• _Work required_
The exercise asks for every line of the data to be reproduced exactly.

• _Material to process_
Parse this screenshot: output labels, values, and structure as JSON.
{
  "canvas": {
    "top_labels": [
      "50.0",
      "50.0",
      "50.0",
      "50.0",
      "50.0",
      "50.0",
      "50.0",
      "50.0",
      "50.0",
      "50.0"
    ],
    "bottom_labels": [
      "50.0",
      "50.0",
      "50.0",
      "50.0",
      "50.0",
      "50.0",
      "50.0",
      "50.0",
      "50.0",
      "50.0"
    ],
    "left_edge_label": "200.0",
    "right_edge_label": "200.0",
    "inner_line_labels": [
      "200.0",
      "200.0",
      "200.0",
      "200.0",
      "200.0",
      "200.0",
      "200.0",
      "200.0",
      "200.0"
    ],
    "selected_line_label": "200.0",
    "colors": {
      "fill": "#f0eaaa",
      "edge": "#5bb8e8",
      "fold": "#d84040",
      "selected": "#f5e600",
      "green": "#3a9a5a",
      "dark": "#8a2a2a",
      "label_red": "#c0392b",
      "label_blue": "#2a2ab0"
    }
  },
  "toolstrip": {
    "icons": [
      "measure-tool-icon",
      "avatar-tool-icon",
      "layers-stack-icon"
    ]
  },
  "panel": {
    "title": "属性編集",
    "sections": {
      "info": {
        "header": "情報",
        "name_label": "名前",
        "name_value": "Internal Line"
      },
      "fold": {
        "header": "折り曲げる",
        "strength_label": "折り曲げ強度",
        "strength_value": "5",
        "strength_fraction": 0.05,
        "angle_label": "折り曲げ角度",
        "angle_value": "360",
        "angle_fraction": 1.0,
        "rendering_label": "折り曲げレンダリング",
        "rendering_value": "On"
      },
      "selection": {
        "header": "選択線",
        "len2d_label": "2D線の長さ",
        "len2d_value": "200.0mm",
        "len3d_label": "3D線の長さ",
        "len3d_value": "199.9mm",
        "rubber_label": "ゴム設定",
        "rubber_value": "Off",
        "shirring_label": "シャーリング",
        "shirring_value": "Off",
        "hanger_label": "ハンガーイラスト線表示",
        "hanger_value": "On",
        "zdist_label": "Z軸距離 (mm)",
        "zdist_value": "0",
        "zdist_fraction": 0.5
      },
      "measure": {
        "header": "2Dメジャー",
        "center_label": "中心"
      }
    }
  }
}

• _Answer in full_
Parse this screenshot: output labels, values, and structure as JSON.
{
  "canvas": {
    "top_labels": [
      "50.0",
      "50.0",
      "50.0",
      "50.0",
      "50.0",
      "50.0",
      "50.0",
      "50.0",
      "50.0",
      "50.0"
    ],
    "bottom_labels": [
      "50.0",
      "50.0",
      "50.0",
      "50.0",
      "50.0",
      "50.0",
      "50.0",
      "50.0",
      "50.0",
      "50.0"
    ],
    "left_edge_label": "200.0",
    "right_edge_label": "200.0",
    "inner_line_labels": [
      "200.0",
      "200.0",
      "200.0",
      "200.0",
      "200.0",
      "200.0",
      "200.0",
      "200.0",
      "200.0"
    ],
    "selected_line_label": "200.0",
    "colors": {
      "fill": "#f0eaaa",
      "edge": "#5bb8e8",
      "fold": "#d84040",
      "selected": "#f5e600",
      "green": "#3a9a5a",
      "dark": "#8a2a2a",
      "label_red": "#c0392b",
      "label_blue": "#2a2ab0"
    }
  },
  "toolstrip": {
    "icons": [
      "measure-tool-icon",
      "avatar-tool-icon",
      "layers-stack-icon"
    ]
  },
  "panel": {
    "title": "属性編集",
    "sections": {
      "info": {
        "header": "情報",
        "name_label": "名前",
        "name_value": "Internal Line"
      },
      "fold": {
        "header": "折り曲げる",
        "strength_label": "折り曲げ強度",
        "strength_value": "5",
        "strength_fraction": 0.05,
        "angle_label": "折り曲げ角度",
        "angle_value": "360",
        "angle_fraction": 1.0,
        "rendering_label": "折り曲げレンダリング",
        "rendering_value": "On"
      },
      "selection": {
        "header": "選択線",
        "len2d_label": "2D線の長さ",
        "len2d_value": "200.0mm",
        "len3d_label": "3D線の長さ",
        "len3d_value": "199.9mm",
        "rubber_label": "ゴム設定",
        "rubber_value": "Off",
        "shirring_label": "シャーリング",
        "shirring_value": "Off",
        "hanger_label": "ハンガーイラスト線表示",
        "hanger_value": "On",
        "zdist_label": "Z軸距離 (mm)",
        "zdist_value": "0",
        "zdist_fraction": 0.5
      },
      "measure": {
        "header": "2Dメジャー",
        "center_label": "中心"
      }
    }
  }
}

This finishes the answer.